AVAILABLE RECORDS —
# # # #
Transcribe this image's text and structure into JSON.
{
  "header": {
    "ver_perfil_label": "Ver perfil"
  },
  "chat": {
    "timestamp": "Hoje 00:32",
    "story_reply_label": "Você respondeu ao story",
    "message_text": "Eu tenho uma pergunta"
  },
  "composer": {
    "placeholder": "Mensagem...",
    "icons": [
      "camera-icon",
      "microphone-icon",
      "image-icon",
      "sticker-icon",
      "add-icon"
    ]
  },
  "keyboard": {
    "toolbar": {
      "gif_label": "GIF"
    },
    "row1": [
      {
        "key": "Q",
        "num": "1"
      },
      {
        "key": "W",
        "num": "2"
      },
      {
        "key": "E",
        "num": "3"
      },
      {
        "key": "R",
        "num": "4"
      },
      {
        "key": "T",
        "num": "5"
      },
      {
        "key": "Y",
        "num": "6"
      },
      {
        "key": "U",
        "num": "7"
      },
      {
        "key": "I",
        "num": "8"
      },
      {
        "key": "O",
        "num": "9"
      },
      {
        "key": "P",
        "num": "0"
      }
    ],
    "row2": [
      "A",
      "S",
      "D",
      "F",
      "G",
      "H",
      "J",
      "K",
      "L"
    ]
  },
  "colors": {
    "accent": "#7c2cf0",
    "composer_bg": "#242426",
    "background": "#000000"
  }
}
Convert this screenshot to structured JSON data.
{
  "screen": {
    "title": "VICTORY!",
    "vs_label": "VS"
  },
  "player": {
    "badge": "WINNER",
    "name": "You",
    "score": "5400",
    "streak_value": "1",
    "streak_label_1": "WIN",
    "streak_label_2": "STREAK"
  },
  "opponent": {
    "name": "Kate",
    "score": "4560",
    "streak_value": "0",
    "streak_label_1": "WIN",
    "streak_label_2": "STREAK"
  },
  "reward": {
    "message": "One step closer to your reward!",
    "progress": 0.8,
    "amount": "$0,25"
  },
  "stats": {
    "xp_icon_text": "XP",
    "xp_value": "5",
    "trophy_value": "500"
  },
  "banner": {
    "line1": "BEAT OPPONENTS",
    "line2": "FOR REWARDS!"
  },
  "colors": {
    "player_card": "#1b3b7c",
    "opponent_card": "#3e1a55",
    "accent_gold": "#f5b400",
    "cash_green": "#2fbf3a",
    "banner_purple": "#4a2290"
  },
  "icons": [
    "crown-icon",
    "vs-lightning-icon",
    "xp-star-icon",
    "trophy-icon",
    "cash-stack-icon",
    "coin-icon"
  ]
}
# # # #
WRITTEN PROBLEM —
Recite the full listing above exactly.

REPLY TO THE EXERCISE —
Transcribe this image's text and structure into JSON.
{
  "header": {
    "ver_perfil_label": "Ver perfil"
  },
  "chat": {
    "timestamp": "Hoje 00:32",
    "story_reply_label": "Você respondeu ao story",
    "message_text": "Eu tenho uma pergunta"
  },
  "composer": {
    "placeholder": "Mensagem...",
    "icons": [
      "camera-icon",
      "microphone-icon",
      "image-icon",
      "sticker-icon",
      "add-icon"
    ]
  },
  "keyboard": {
    "toolbar": {
      "gif_label": "GIF"
    },
    "row1": [
      {
        "key": "Q",
        "num": "1"
      },
      {
        "key": "W",
        "num": "2"
      },
      {
        "key": "E",
        "num": "3"
      },
      {
        "key": "R",
        "num": "4"
      },
      {
        "key": "T",
        "num": "5"
      },
      {
        "key": "Y",
        "num": "6"
      },
      {
        "key": "U",
        "num": "7"
      },
      {
        "key": "I",
        "num": "8"
      },
      {
        "key": "O",
        "num": "9"
      },
      {
        "key": "P",
        "num": "0"
      }
    ],
    "row2": [
      "A",
      "S",
      "D",
      "F",
      "G",
      "H",
      "J",
      "K",
      "L"
    ]
  },
  "colors": {
    "accent": "#7c2cf0",
    "composer_bg": "#242426",
    "background": "#000000"
  }
}
Convert this screenshot to structured JSON data.
{
  "screen": {
    "title": "VICTORY!",
    "vs_label": "VS"
  },
  "player": {
    "badge": "WINNER",
    "name": "You",
    "score": "5400",
    "streak_value": "1",
    "streak_label_1": "WIN",
    "streak_label_2": "STREAK"
  },
  "opponent": {
    "name": "Kate",
    "score": "4560",
    "streak_value": "0",
    "streak_label_1": "WIN",
    "streak_label_2": "STREAK"
  },
  "reward": {
    "message": "One step closer to your reward!",
    "progress": 0.8,
    "amount": "$0,25"
  },
  "stats": {
    "xp_icon_text": "XP",
    "xp_value": "5",
    "trophy_value": "500"
  },
  "banner": {
    "line1": "BEAT OPPONENTS",
    "line2": "FOR REWARDS!"
  },
  "colors": {
    "player_card": "#1b3b7c",
    "opponent_card": "#3e1a55",
    "accent_gold": "#f5b400",
    "cash_green": "#2fbf3a",
    "banner_purple": "#4a2290"
  },
  "icons": [
    "crown-icon",
    "vs-lightning-icon",
    "xp-star-icon",
    "trophy-icon",
    "cash-stack-icon",
    "coin-icon"
  ]
}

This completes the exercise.